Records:

++++++++++++++++++++

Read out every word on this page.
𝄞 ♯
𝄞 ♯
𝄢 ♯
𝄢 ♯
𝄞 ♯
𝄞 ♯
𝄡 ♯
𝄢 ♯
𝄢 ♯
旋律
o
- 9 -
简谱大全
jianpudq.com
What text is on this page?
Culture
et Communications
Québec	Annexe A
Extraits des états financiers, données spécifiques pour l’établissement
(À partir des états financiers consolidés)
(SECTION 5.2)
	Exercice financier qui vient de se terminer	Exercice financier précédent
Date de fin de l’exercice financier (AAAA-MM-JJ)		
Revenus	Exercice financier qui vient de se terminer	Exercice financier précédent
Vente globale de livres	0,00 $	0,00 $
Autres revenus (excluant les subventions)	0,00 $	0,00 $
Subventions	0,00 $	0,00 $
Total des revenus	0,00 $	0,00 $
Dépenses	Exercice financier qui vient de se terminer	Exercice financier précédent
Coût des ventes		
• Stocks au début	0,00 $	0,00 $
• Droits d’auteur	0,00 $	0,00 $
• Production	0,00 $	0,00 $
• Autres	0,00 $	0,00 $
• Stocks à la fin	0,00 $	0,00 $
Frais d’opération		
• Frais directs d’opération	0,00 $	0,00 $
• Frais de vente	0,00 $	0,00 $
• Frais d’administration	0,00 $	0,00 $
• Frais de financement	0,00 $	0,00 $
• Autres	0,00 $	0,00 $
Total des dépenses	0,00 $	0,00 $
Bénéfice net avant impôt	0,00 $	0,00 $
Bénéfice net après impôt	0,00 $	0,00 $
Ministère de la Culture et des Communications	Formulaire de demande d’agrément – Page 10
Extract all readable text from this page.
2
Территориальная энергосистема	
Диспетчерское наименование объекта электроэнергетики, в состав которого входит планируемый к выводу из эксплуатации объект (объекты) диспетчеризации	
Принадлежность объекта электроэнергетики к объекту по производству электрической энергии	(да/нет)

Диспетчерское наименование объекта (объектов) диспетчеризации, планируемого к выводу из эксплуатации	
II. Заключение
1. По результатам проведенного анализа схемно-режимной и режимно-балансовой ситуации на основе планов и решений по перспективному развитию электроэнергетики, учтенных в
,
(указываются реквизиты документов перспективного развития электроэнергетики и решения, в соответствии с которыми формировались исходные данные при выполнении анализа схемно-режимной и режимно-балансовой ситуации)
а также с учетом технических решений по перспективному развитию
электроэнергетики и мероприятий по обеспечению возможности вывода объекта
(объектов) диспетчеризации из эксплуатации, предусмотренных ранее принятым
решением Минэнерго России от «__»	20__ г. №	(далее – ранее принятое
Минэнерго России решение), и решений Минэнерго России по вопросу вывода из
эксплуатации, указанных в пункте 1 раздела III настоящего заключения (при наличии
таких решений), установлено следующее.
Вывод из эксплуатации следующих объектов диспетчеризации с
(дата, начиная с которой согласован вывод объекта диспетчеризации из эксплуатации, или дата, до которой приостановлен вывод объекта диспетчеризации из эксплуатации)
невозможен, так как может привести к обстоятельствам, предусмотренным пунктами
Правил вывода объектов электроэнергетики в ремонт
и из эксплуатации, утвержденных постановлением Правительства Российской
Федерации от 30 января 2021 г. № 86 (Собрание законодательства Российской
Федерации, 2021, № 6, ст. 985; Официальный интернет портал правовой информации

++++++++++++++++++++

§ PROMPT:
Each line of the listing above should be output exactly.

§ OUTPUT OF THE TASK:
Read out every word on this page.
𝄞 ♯
𝄞 ♯
𝄢 ♯
𝄢 ♯
𝄞 ♯
𝄞 ♯
𝄡 ♯
𝄢 ♯
𝄢 ♯
旋律
o
- 9 -
简谱大全
jianpudq.com
What text is on this page?
Culture
et Communications
Québec	Annexe A
Extraits des états financiers, données spécifiques pour l’établissement
(À partir des états financiers consolidés)
(SECTION 5.2)
	Exercice financier qui vient de se terminer	Exercice financier précédent
Date de fin de l’exercice financier (AAAA-MM-JJ)		
Revenus	Exercice financier qui vient de se terminer	Exercice financier précédent
Vente globale de livres	0,00 $	0,00 $
Autres revenus (excluant les subventions)	0,00 $	0,00 $
Subventions	0,00 $	0,00 $
Total des revenus	0,00 $	0,00 $
Dépenses	Exercice financier qui vient de se terminer	Exercice financier précédent
Coût des ventes		
• Stocks au début	0,00 $	0,00 $
• Droits d’auteur	0,00 $	0,00 $
• Production	0,00 $	0,00 $
• Autres	0,00 $	0,00 $
• Stocks à la fin	0,00 $	0,00 $
Frais d’opération		
• Frais directs d’opération	0,00 $	0,00 $
• Frais de vente	0,00 $	0,00 $
• Frais d’administration	0,00 $	0,00 $
• Frais de financement	0,00 $	0,00 $
• Autres	0,00 $	0,00 $
Total des dépenses	0,00 $	0,00 $
Bénéfice net avant impôt	0,00 $	0,00 $
Bénéfice net après impôt	0,00 $	0,00 $
Ministère de la Culture et des Communications	Formulaire de demande d’agrément – Page 10
Extract all readable text from this page.
2
Территориальная энергосистема	
Диспетчерское наименование объекта электроэнергетики, в состав которого входит планируемый к выводу из эксплуатации объект (объекты) диспетчеризации	
Принадлежность объекта электроэнергетики к объекту по производству электрической энергии	(да/нет)

Диспетчерское наименование объекта (объектов) диспетчеризации, планируемого к выводу из эксплуатации	
II. Заключение
1. По результатам проведенного анализа схемно-режимной и режимно-балансовой ситуации на основе планов и решений по перспективному развитию электроэнергетики, учтенных в
,
(указываются реквизиты документов перспективного развития электроэнергетики и решения, в соответствии с которыми формировались исходные данные при выполнении анализа схемно-режимной и режимно-балансовой ситуации)
а также с учетом технических решений по перспективному развитию
электроэнергетики и мероприятий по обеспечению возможности вывода объекта
(объектов) диспетчеризации из эксплуатации, предусмотренных ранее принятым
решением Минэнерго России от «__»	20__ г. №	(далее – ранее принятое
Минэнерго России решение), и решений Минэнерго России по вопросу вывода из
эксплуатации, указанных в пункте 1 раздела III настоящего заключения (при наличии
таких решений), установлено следующее.
Вывод из эксплуатации следующих объектов диспетчеризации с
(дата, начиная с которой согласован вывод объекта диспетчеризации из эксплуатации, или дата, до которой приостановлен вывод объекта диспетчеризации из эксплуатации)
невозможен, так как может привести к обстоятельствам, предусмотренным пунктами
Правил вывода объектов электроэнергетики в ремонт
и из эксплуатации, утвержденных постановлением Правительства Российской
Федерации от 30 января 2021 г. № 86 (Собрание законодательства Российской
Федерации, 2021, № 6, ст. 985; Официальный интернет портал правовой информации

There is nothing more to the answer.